* [Required task] Reproduce all entries precisely as they are written.

Extracted records
↓↓↓

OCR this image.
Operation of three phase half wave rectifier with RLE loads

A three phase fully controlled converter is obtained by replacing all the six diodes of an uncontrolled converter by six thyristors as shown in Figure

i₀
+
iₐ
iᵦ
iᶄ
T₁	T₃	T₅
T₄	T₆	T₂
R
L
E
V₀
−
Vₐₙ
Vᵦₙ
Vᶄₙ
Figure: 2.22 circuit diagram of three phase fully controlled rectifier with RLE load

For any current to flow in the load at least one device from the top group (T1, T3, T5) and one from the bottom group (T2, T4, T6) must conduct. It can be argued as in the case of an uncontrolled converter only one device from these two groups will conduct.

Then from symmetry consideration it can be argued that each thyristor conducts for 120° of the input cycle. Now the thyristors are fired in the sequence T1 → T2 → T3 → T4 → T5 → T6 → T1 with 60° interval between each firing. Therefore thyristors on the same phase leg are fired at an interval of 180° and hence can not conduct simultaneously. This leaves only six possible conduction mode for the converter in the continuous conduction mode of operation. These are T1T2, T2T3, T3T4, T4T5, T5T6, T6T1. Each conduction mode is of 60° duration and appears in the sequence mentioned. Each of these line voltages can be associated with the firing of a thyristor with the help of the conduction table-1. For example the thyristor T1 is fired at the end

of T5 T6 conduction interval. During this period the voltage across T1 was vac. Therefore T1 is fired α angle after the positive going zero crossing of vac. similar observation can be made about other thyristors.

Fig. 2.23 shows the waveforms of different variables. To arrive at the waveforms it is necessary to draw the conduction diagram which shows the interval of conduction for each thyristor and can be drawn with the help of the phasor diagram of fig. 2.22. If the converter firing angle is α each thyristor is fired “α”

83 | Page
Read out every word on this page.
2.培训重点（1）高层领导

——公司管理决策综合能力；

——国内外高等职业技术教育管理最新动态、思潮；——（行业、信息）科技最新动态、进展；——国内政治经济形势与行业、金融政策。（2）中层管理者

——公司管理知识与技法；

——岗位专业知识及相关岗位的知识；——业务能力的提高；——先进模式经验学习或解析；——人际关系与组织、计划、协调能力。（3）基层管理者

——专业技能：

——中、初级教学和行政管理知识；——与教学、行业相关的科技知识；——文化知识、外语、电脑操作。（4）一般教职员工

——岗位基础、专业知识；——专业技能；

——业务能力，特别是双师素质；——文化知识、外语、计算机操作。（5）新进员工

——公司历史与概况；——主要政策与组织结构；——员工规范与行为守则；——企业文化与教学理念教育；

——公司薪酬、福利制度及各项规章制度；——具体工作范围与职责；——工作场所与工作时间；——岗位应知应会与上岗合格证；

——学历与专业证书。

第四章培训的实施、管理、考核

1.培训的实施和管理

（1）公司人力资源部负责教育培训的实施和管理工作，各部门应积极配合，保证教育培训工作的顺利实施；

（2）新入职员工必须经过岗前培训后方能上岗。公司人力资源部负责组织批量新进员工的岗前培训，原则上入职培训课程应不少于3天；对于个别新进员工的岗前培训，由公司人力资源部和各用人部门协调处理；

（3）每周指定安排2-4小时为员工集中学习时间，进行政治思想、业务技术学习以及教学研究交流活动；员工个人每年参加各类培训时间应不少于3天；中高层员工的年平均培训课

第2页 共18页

↑↑↑

* [Exercise answer]
OCR this image.
Operation of three phase half wave rectifier with RLE loads

A three phase fully controlled converter is obtained by replacing all the six diodes of an uncontrolled converter by six thyristors as shown in Figure

i₀
+
iₐ
iᵦ
iᶄ
T₁	T₃	T₅
T₄	T₆	T₂
R
L
E
V₀
−
Vₐₙ
Vᵦₙ
Vᶄₙ
Figure: 2.22 circuit diagram of three phase fully controlled rectifier with RLE load

For any current to flow in the load at least one device from the top group (T1, T3, T5) and one from the bottom group (T2, T4, T6) must conduct. It can be argued as in the case of an uncontrolled converter only one device from these two groups will conduct.

Then from symmetry consideration it can be argued that each thyristor conducts for 120° of the input cycle. Now the thyristors are fired in the sequence T1 → T2 → T3 → T4 → T5 → T6 → T1 with 60° interval between each firing. Therefore thyristors on the same phase leg are fired at an interval of 180° and hence can not conduct simultaneously. This leaves only six possible conduction mode for the converter in the continuous conduction mode of operation. These are T1T2, T2T3, T3T4, T4T5, T5T6, T6T1. Each conduction mode is of 60° duration and appears in the sequence mentioned. Each of these line voltages can be associated with the firing of a thyristor with the help of the conduction table-1. For example the thyristor T1 is fired at the end

of T5 T6 conduction interval. During this period the voltage across T1 was vac. Therefore T1 is fired α angle after the positive going zero crossing of vac. similar observation can be made about other thyristors.

Fig. 2.23 shows the waveforms of different variables. To arrive at the waveforms it is necessary to draw the conduction diagram which shows the interval of conduction for each thyristor and can be drawn with the help of the phasor diagram of fig. 2.22. If the converter firing angle is α each thyristor is fired “α”

83 | Page
Read out every word on this page.
2.培训重点（1）高层领导

——公司管理决策综合能力；

——国内外高等职业技术教育管理最新动态、思潮；——（行业、信息）科技最新动态、进展；——国内政治经济形势与行业、金融政策。（2）中层管理者

——公司管理知识与技法；

——岗位专业知识及相关岗位的知识；——业务能力的提高；——先进模式经验学习或解析；——人际关系与组织、计划、协调能力。（3）基层管理者

——专业技能：

——中、初级教学和行政管理知识；——与教学、行业相关的科技知识；——文化知识、外语、电脑操作。（4）一般教职员工

——岗位基础、专业知识；——专业技能；

——业务能力，特别是双师素质；——文化知识、外语、计算机操作。（5）新进员工

——公司历史与概况；——主要政策与组织结构；——员工规范与行为守则；——企业文化与教学理念教育；

——公司薪酬、福利制度及各项规章制度；——具体工作范围与职责；——工作场所与工作时间；——岗位应知应会与上岗合格证；

——学历与专业证书。

第四章培训的实施、管理、考核

1.培训的实施和管理

（1）公司人力资源部负责教育培训的实施和管理工作，各部门应积极配合，保证教育培训工作的顺利实施；

（2）新入职员工必须经过岗前培训后方能上岗。公司人力资源部负责组织批量新进员工的岗前培训，原则上入职培训课程应不少于3天；对于个别新进员工的岗前培训，由公司人力资源部和各用人部门协调处理；

（3）每周指定安排2-4小时为员工集中学习时间，进行政治思想、业务技术学习以及教学研究交流活动；员工个人每年参加各类培训时间应不少于3天；中高层员工的年平均培训课

第2页 共18页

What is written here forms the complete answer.